Extracted data entries:
┄┄┄┄┄┄┄┄┄┄
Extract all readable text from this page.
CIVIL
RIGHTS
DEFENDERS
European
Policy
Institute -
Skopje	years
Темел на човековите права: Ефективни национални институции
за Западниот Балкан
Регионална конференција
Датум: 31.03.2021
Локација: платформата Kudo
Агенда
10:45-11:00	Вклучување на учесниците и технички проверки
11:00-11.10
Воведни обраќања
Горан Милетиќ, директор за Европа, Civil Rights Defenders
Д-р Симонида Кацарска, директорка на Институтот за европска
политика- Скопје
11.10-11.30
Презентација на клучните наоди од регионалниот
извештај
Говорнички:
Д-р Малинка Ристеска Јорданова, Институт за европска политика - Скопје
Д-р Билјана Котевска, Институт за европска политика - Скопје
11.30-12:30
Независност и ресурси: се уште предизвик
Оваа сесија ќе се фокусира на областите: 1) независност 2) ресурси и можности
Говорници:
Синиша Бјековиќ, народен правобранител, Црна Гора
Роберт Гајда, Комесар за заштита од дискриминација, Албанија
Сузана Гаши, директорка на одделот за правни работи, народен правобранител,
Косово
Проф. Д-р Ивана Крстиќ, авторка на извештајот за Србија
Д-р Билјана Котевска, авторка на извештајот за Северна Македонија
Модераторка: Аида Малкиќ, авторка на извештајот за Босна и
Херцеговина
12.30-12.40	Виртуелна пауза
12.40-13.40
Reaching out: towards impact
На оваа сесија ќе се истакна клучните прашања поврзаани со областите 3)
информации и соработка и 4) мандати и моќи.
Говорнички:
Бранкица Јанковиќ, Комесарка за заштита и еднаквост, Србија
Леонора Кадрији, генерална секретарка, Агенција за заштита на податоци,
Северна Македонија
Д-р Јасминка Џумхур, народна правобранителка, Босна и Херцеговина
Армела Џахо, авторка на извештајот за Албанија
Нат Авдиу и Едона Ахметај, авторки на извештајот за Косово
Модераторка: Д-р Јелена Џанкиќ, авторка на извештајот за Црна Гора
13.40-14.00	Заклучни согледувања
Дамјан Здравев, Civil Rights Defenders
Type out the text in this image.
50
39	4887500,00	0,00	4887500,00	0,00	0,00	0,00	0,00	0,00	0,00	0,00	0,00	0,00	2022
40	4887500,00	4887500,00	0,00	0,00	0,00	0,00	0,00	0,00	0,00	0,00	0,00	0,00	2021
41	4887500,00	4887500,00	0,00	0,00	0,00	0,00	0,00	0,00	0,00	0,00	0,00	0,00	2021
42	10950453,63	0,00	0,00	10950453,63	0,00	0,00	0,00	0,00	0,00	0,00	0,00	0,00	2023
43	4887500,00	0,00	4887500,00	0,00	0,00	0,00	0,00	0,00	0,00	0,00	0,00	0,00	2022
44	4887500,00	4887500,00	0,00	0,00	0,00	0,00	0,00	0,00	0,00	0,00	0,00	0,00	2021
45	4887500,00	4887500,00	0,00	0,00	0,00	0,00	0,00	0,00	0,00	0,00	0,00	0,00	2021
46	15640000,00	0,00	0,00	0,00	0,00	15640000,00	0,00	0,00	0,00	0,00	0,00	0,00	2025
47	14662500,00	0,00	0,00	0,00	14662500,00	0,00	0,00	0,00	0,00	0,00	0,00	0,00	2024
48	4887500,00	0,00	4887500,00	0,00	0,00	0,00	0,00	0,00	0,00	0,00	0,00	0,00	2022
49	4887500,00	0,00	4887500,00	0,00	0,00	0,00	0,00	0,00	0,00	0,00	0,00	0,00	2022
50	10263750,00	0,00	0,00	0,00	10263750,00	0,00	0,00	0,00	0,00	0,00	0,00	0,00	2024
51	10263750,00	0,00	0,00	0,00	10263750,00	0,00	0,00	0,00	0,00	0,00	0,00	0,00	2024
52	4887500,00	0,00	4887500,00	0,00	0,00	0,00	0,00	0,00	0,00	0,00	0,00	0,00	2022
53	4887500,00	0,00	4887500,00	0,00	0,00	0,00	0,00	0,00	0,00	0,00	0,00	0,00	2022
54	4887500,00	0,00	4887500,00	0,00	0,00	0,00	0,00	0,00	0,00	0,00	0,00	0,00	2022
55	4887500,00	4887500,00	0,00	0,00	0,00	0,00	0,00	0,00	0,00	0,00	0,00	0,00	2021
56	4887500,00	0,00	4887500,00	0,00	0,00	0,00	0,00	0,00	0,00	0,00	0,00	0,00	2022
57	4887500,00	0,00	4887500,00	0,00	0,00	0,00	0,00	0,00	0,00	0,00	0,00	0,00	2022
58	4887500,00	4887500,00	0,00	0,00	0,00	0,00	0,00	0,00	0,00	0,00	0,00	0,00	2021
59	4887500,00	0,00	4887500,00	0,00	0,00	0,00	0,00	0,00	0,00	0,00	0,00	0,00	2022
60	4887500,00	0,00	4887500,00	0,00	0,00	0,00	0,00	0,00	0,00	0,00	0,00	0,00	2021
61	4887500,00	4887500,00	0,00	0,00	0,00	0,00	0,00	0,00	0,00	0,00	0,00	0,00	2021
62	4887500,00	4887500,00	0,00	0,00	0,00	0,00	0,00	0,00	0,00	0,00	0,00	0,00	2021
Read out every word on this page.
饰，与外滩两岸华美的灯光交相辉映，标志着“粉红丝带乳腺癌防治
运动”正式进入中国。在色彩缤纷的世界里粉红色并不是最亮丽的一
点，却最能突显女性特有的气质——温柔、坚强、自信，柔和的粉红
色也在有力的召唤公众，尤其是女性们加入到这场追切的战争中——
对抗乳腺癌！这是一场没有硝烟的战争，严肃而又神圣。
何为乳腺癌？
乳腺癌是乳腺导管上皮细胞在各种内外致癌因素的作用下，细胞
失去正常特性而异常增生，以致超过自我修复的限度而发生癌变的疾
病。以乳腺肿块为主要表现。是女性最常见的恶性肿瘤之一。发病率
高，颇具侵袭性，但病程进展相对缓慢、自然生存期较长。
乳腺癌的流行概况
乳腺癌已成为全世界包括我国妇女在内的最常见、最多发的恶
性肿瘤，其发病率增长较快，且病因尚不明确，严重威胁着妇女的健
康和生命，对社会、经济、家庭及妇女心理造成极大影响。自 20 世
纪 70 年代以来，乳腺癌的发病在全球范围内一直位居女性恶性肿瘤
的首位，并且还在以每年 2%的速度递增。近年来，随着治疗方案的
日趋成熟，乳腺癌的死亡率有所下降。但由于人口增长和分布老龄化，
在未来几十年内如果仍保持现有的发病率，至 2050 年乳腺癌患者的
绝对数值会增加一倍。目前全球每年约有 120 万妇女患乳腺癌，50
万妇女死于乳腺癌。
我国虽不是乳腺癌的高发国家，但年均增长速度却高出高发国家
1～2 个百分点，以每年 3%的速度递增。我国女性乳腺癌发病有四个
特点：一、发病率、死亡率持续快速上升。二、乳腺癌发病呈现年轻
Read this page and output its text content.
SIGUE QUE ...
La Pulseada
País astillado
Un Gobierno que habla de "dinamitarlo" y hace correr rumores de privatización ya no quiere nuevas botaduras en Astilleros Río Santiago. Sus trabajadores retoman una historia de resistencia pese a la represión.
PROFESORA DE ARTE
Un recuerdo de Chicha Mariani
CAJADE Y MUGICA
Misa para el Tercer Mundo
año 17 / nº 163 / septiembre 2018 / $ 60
┄┄┄┄┄┄┄┄┄┄
Each line of the data that includes the word "page" counts once; report the total and nothing more.

3